> [REQUIREMENTS]
All of the data below should be written out exactly.

(Entries taken from a collection)
+++

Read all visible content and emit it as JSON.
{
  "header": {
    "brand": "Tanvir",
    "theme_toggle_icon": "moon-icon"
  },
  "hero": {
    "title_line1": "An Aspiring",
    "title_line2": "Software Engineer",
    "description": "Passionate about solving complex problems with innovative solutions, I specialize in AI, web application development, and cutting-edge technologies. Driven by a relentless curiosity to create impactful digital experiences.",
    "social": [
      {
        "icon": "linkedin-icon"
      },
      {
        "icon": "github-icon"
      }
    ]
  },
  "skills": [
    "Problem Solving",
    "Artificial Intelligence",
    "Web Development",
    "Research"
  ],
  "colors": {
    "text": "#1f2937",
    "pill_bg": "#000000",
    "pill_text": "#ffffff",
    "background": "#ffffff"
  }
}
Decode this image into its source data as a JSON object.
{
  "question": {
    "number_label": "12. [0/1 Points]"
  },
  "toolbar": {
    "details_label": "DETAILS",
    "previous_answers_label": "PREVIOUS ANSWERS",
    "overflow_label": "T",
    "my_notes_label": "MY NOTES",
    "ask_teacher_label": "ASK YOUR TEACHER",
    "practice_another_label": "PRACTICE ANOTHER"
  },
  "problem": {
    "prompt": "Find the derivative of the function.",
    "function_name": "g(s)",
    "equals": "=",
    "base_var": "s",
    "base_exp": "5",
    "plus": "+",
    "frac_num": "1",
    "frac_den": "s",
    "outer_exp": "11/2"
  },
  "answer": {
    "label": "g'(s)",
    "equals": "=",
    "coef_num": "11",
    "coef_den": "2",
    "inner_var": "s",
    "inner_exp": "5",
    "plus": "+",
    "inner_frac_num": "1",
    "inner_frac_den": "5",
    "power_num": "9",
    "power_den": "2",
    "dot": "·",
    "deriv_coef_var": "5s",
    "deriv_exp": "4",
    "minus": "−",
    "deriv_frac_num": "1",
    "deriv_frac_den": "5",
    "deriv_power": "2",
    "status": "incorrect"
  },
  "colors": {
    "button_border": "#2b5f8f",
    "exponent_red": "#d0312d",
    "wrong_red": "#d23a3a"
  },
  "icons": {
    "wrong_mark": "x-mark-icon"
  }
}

+++

> [EXERCISE OUTPUT]
Read all visible content and emit it as JSON.
{
  "header": {
    "brand": "Tanvir",
    "theme_toggle_icon": "moon-icon"
  },
  "hero": {
    "title_line1": "An Aspiring",
    "title_line2": "Software Engineer",
    "description": "Passionate about solving complex problems with innovative solutions, I specialize in AI, web application development, and cutting-edge technologies. Driven by a relentless curiosity to create impactful digital experiences.",
    "social": [
      {
        "icon": "linkedin-icon"
      },
      {
        "icon": "github-icon"
      }
    ]
  },
  "skills": [
    "Problem Solving",
    "Artificial Intelligence",
    "Web Development",
    "Research"
  ],
  "colors": {
    "text": "#1f2937",
    "pill_bg": "#000000",
    "pill_text": "#ffffff",
    "background": "#ffffff"
  }
}
Decode this image into its source data as a JSON object.
{
  "question": {
    "number_label": "12. [0/1 Points]"
  },
  "toolbar": {
    "details_label": "DETAILS",
    "previous_answers_label": "PREVIOUS ANSWERS",
    "overflow_label": "T",
    "my_notes_label": "MY NOTES",
    "ask_teacher_label": "ASK YOUR TEACHER",
    "practice_another_label": "PRACTICE ANOTHER"
  },
  "problem": {
    "prompt": "Find the derivative of the function.",
    "function_name": "g(s)",
    "equals": "=",
    "base_var": "s",
    "base_exp": "5",
    "plus": "+",
    "frac_num": "1",
    "frac_den": "s",
    "outer_exp": "11/2"
  },
  "answer": {
    "label": "g'(s)",
    "equals": "=",
    "coef_num": "11",
    "coef_den": "2",
    "inner_var": "s",
    "inner_exp": "5",
    "plus": "+",
    "inner_frac_num": "1",
    "inner_frac_den": "5",
    "power_num": "9",
    "power_den": "2",
    "dot": "·",
    "deriv_coef_var": "5s",
    "deriv_exp": "4",
    "minus": "−",
    "deriv_frac_num": "1",
    "deriv_frac_den": "5",
    "deriv_power": "2",
    "status": "incorrect"
  },
  "colors": {
    "button_border": "#2b5f8f",
    "exponent_red": "#d0312d",
    "wrong_red": "#d23a3a"
  },
  "icons": {
    "wrong_mark": "x-mark-icon"
  }
}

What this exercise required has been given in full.